━━━ RECORD SET
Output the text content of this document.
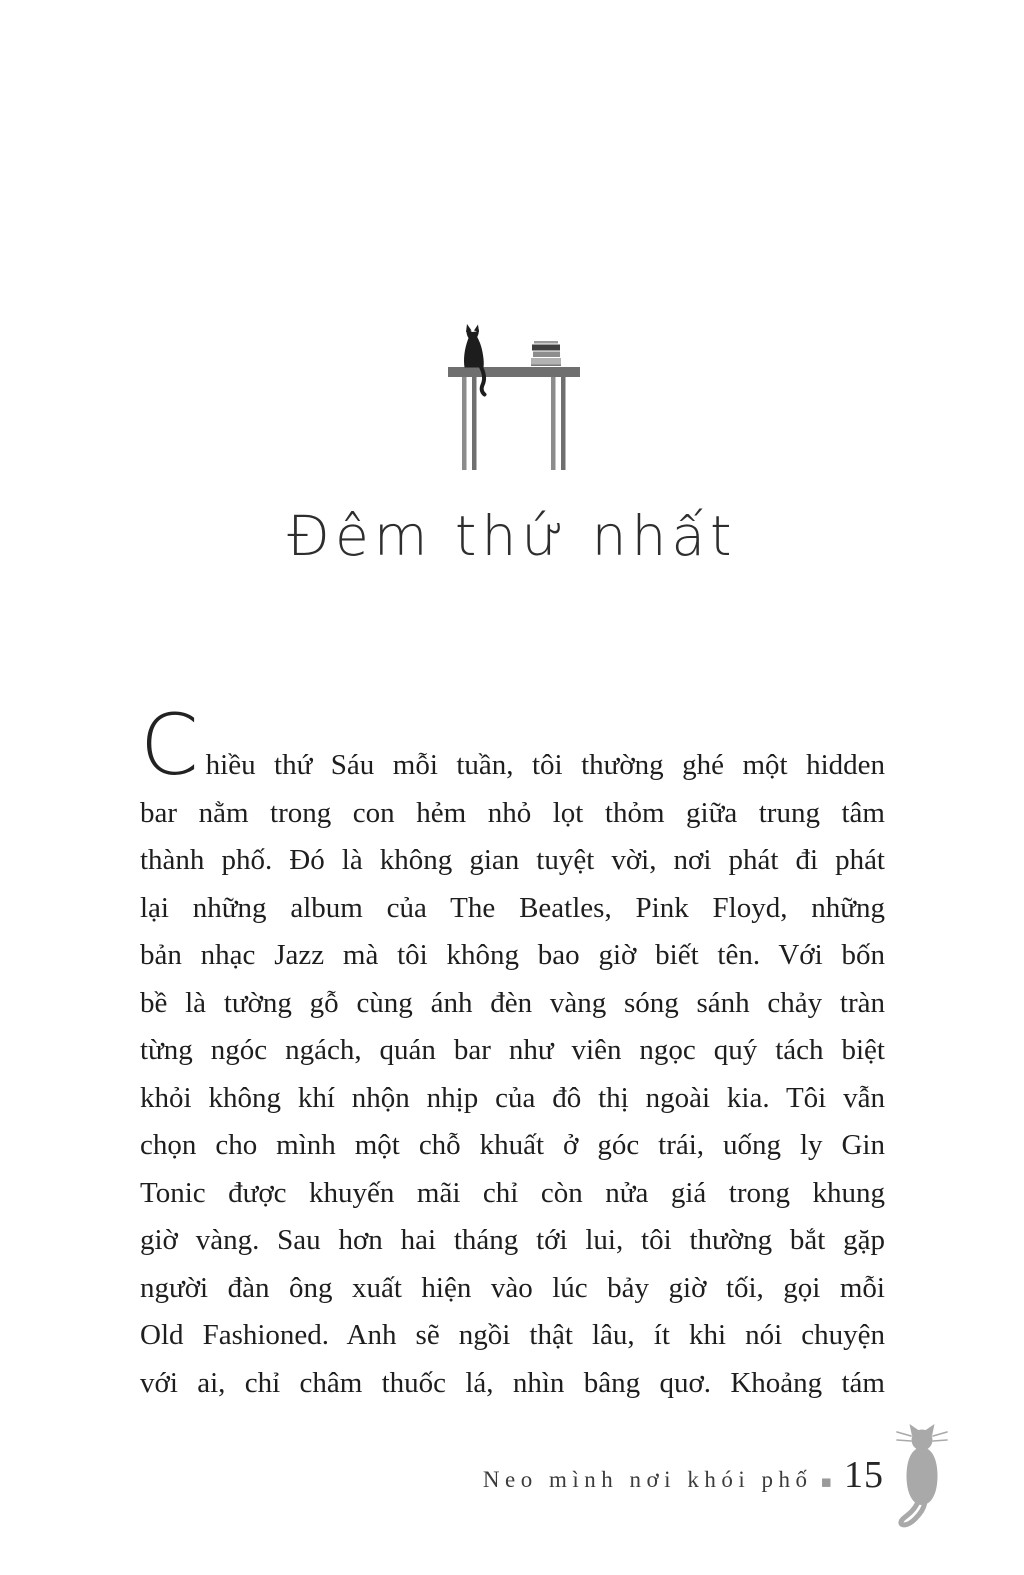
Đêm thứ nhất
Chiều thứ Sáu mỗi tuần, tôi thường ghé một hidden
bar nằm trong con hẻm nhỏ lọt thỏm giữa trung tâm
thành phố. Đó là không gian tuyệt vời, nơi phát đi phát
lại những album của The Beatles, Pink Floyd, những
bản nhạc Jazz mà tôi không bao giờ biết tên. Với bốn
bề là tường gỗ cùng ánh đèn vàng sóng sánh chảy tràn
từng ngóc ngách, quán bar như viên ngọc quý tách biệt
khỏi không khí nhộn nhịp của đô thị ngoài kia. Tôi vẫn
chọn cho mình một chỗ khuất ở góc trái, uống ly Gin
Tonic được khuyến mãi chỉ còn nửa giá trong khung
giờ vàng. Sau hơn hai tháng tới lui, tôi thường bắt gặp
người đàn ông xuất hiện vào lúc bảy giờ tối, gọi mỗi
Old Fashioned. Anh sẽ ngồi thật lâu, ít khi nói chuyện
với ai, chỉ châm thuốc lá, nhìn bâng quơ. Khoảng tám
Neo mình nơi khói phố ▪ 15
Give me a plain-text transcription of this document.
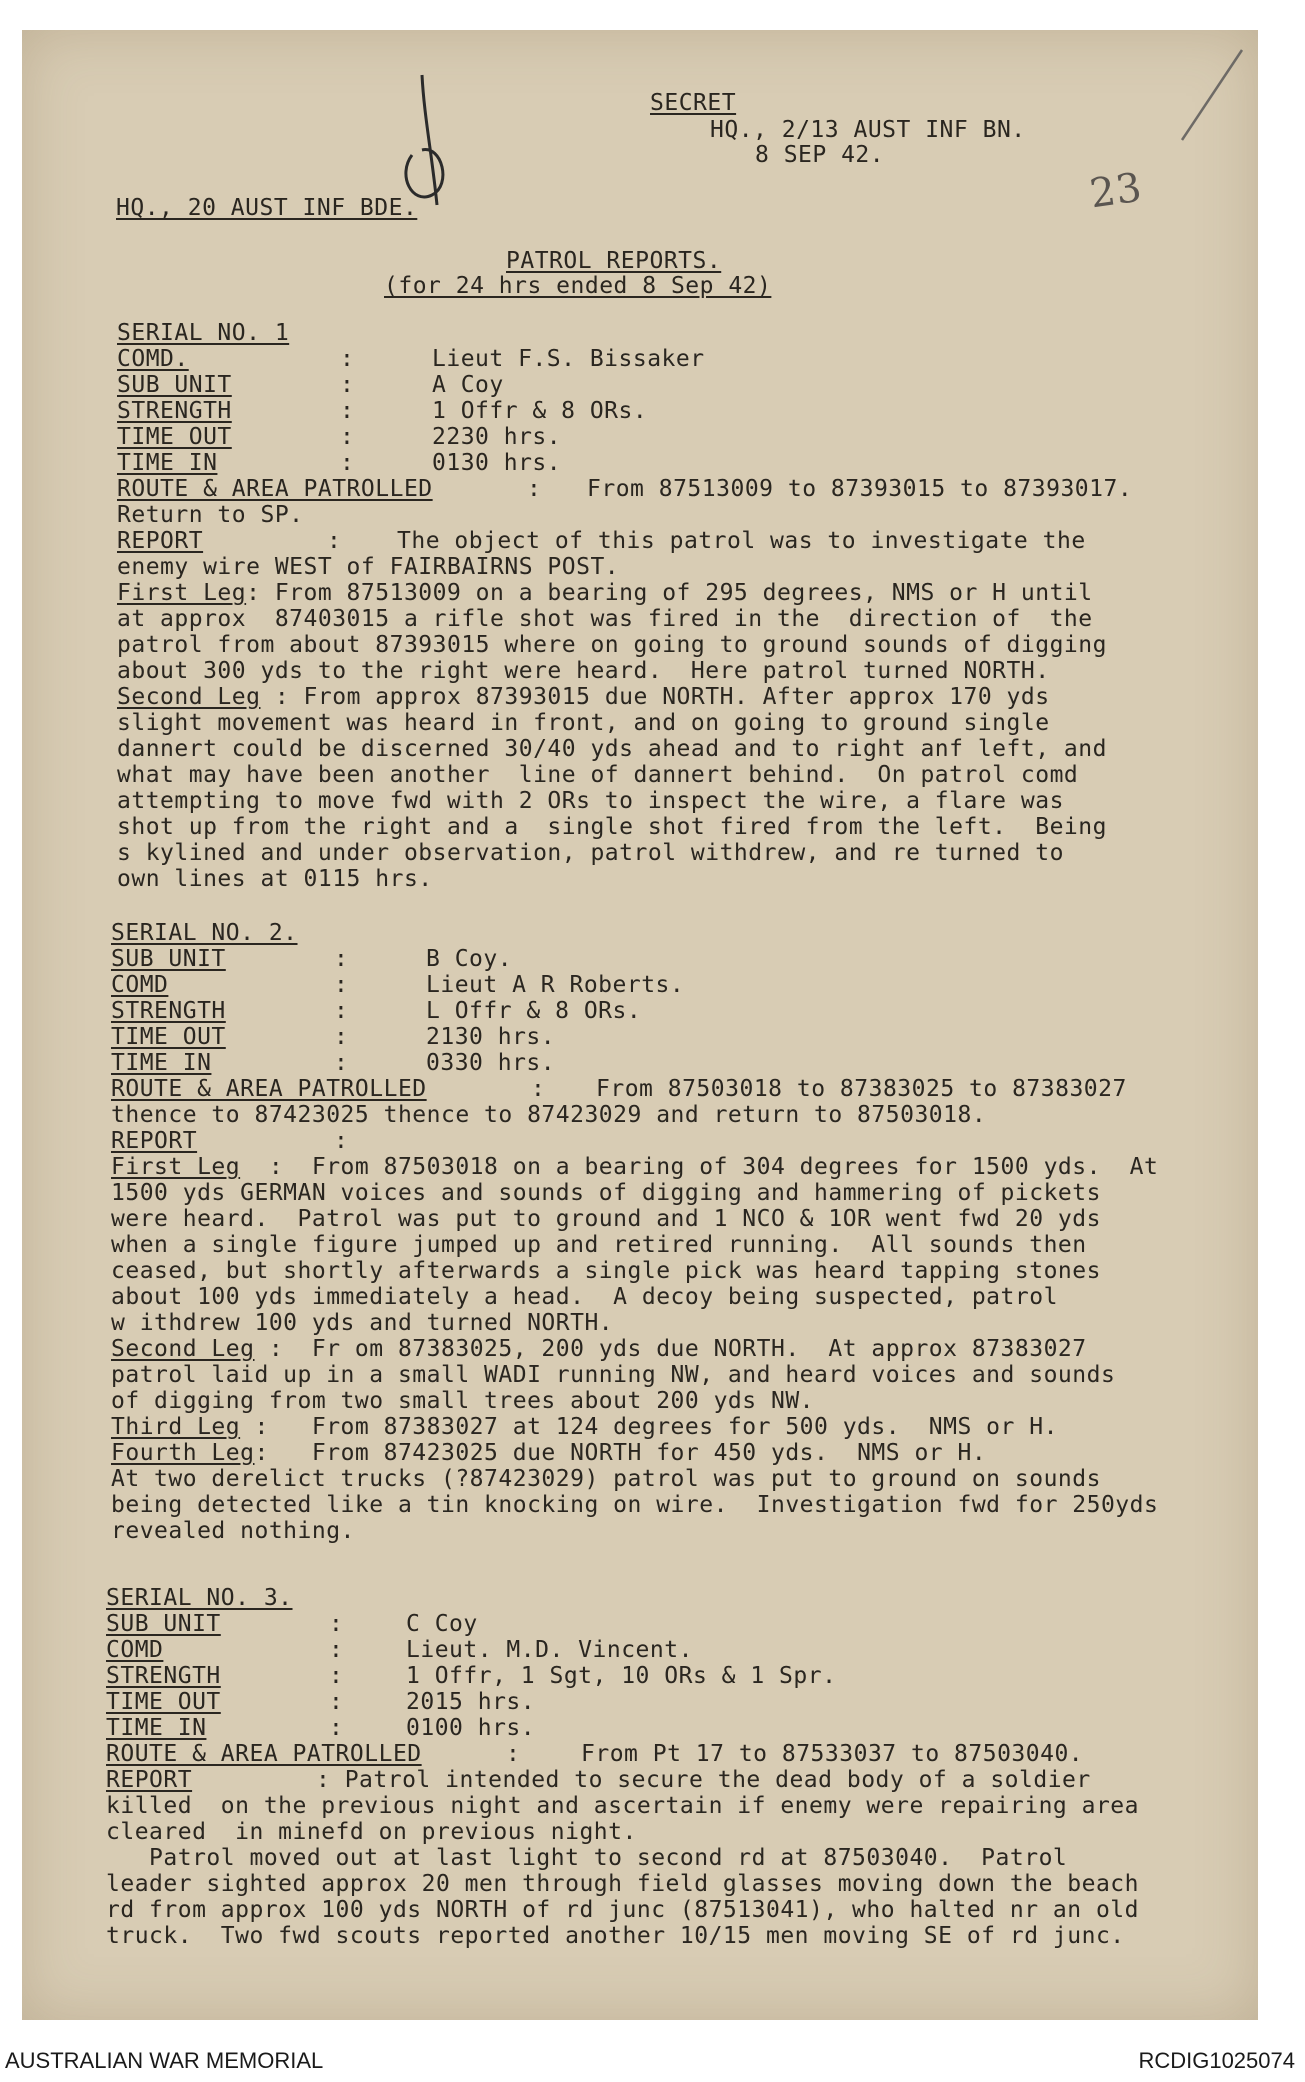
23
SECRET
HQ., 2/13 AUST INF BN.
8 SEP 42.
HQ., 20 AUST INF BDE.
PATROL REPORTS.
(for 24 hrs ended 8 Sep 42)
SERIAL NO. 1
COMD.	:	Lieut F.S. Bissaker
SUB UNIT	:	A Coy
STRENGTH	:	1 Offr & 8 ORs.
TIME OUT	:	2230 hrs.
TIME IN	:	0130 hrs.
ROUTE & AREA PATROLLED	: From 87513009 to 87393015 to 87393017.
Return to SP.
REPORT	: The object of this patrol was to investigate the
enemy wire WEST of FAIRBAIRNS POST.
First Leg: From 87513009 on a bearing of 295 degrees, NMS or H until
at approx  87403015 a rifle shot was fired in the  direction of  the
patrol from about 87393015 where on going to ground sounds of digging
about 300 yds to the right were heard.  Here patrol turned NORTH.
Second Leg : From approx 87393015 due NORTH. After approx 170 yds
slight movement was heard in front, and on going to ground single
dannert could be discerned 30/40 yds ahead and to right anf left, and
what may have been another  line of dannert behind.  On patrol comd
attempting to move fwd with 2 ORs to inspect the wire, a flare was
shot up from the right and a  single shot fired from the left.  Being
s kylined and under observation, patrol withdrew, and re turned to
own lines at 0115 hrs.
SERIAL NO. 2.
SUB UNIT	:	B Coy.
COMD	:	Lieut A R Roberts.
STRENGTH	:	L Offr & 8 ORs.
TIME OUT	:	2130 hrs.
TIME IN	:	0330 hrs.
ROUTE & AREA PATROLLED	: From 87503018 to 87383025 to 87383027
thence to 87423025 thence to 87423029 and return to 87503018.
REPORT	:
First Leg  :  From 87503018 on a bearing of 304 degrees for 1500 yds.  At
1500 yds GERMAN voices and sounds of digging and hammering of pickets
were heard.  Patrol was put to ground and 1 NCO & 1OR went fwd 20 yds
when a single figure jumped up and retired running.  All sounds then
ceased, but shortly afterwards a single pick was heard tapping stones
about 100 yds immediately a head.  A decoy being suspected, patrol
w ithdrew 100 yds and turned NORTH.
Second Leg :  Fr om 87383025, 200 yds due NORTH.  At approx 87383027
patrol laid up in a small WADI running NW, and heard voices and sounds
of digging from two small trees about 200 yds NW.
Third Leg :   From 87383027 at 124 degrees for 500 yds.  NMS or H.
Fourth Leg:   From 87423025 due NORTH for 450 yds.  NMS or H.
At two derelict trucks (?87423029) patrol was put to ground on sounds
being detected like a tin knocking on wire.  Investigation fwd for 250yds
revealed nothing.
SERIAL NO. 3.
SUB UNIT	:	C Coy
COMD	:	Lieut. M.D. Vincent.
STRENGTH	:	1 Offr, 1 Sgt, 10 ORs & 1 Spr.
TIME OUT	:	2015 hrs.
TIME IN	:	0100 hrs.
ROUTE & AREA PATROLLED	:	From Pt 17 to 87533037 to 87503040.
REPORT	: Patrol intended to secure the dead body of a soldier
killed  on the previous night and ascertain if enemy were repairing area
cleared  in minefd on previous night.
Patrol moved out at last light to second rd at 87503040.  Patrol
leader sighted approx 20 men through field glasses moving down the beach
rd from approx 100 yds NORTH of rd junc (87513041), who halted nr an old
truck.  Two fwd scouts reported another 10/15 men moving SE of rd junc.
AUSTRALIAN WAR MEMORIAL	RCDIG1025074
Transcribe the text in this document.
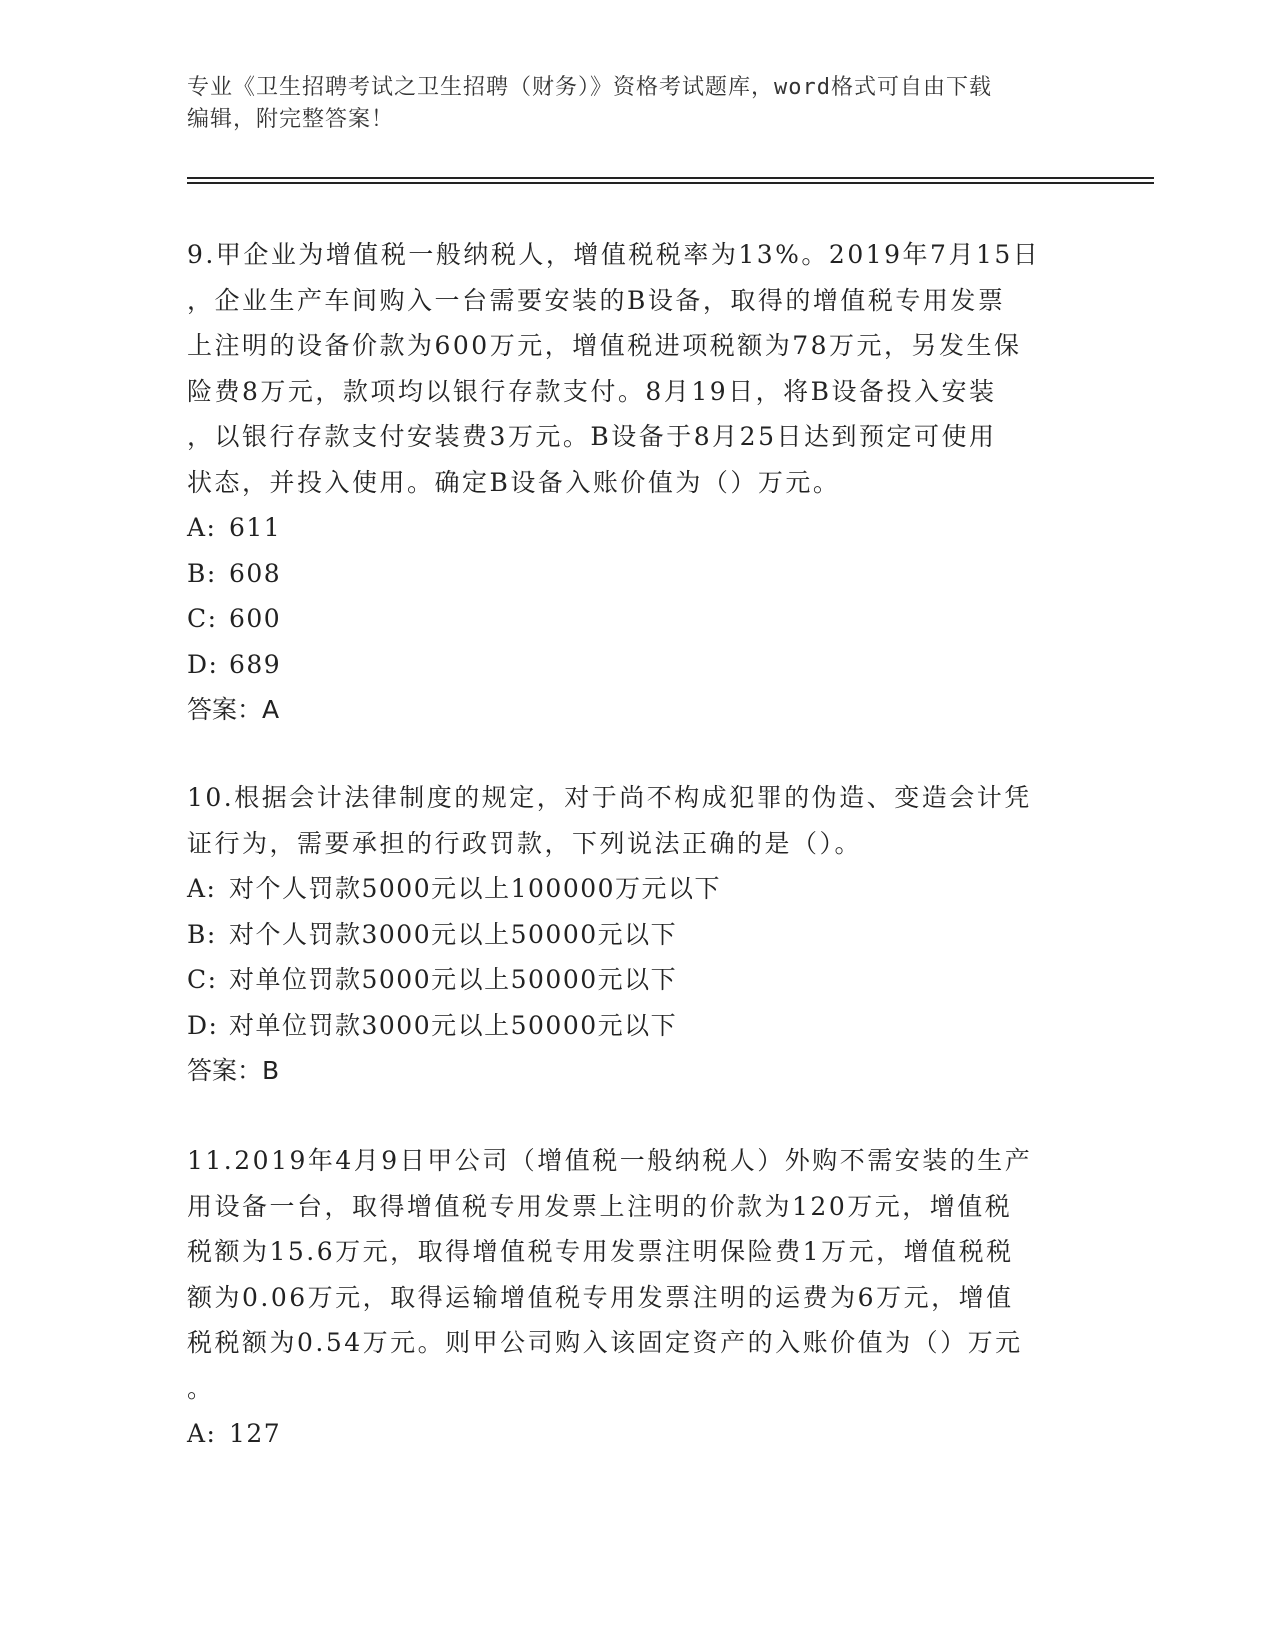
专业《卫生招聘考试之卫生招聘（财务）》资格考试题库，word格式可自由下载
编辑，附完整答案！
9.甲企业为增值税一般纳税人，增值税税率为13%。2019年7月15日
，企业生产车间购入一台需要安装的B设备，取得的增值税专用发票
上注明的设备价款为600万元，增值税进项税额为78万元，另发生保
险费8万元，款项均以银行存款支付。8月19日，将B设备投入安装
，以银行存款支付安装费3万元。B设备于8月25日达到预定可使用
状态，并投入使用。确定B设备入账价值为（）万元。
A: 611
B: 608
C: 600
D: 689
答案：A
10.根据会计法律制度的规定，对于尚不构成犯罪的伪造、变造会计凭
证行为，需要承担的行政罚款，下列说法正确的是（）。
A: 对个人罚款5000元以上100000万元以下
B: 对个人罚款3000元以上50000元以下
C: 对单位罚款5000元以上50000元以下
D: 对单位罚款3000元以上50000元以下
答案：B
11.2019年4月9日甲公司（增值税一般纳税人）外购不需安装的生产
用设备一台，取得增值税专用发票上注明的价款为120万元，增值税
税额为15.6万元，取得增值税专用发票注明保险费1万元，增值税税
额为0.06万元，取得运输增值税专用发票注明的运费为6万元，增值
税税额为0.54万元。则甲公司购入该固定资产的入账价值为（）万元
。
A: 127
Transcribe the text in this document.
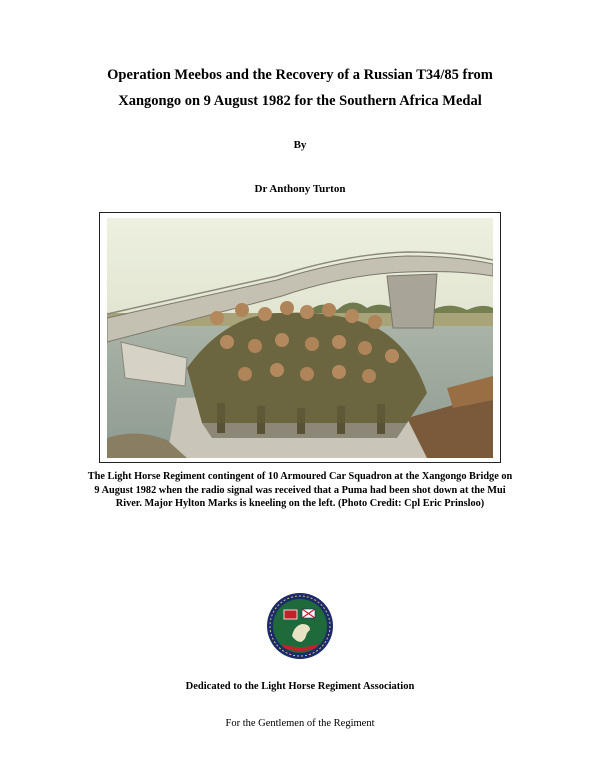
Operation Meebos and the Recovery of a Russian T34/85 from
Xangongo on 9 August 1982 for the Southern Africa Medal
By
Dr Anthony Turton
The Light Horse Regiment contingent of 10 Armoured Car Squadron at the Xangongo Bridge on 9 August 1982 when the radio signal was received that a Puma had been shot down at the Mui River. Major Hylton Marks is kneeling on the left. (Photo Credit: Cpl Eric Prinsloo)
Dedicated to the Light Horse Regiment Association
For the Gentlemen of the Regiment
━━━━━━
### EXERCISE DIRECTIONS
Read the data above. Pull out each line in which the string "First" appears.

### EXERCISE OUTPUT
First Leg: From 87513009 on a bearing of 295 degrees, NMS or H until
First Leg  :  From 87503018 on a bearing of 304 degrees for 1500 yds.  At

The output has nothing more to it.